Begin

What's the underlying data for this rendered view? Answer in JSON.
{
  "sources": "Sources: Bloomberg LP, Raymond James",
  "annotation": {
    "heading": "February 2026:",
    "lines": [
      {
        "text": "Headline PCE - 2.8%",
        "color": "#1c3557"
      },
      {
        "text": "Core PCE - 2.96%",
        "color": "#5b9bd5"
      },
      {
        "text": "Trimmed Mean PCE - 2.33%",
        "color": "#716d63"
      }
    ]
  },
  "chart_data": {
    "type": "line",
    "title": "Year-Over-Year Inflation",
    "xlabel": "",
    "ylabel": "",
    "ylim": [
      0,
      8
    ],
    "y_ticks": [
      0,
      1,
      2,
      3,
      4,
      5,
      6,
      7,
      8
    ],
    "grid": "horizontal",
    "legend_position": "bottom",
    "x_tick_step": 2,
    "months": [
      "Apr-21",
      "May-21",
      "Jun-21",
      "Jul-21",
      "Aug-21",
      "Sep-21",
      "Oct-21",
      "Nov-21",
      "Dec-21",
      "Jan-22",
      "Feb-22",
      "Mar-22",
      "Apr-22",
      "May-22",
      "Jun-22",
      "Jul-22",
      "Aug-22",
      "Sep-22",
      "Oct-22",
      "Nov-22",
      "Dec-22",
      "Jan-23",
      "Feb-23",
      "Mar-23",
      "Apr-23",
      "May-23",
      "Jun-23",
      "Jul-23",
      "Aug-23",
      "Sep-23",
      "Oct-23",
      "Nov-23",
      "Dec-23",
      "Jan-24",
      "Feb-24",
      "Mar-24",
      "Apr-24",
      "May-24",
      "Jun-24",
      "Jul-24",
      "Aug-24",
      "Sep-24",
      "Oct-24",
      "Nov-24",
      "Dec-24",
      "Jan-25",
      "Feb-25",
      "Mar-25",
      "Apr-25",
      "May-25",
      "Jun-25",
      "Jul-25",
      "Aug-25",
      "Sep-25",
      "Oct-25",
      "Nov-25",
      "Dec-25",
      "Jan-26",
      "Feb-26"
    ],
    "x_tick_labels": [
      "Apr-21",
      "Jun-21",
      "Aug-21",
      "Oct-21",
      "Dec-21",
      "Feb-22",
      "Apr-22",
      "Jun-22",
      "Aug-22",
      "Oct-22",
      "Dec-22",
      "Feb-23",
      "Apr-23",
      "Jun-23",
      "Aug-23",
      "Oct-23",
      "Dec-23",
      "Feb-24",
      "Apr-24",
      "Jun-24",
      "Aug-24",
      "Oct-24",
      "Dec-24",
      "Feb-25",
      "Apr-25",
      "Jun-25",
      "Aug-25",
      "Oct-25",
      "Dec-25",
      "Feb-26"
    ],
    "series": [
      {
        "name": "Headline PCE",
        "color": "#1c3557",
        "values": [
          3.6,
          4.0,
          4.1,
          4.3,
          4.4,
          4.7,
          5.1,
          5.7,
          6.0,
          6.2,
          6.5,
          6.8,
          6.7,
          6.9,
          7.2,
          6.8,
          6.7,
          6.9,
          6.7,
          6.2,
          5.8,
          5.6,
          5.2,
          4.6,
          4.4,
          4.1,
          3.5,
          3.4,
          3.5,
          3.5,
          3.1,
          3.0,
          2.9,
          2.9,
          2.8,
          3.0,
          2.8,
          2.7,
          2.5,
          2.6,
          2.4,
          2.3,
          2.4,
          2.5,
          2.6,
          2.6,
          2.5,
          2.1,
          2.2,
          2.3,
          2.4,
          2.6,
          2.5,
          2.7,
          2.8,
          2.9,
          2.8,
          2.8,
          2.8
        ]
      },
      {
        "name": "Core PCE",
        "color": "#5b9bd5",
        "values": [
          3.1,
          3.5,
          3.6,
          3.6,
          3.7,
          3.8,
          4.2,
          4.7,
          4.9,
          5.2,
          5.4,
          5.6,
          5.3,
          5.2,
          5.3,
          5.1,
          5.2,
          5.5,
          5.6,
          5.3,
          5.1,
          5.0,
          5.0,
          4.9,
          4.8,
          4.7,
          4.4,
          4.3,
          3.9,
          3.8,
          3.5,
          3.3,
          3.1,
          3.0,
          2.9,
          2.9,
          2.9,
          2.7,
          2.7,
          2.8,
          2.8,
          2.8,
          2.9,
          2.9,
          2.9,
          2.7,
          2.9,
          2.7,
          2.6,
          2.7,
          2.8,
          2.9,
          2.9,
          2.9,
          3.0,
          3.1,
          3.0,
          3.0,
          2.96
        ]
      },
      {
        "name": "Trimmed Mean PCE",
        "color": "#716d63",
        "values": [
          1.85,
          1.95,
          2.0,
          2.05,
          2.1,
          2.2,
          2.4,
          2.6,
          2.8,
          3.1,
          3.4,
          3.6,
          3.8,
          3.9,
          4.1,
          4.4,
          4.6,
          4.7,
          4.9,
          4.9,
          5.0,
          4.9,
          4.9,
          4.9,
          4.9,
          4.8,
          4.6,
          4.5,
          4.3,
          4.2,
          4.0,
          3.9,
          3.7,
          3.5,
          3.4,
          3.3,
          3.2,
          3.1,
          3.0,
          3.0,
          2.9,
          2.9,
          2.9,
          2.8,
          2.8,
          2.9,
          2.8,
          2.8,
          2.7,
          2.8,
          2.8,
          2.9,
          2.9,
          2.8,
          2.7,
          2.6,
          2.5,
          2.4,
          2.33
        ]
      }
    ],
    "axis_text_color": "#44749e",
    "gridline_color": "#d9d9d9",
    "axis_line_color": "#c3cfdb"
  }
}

End

#### What you need to do:
In the records above, find the lines containing "Headline" and copy them.

#### Solution:
        "text": "Headline PCE - 2.8%",
        "name": "Headline PCE",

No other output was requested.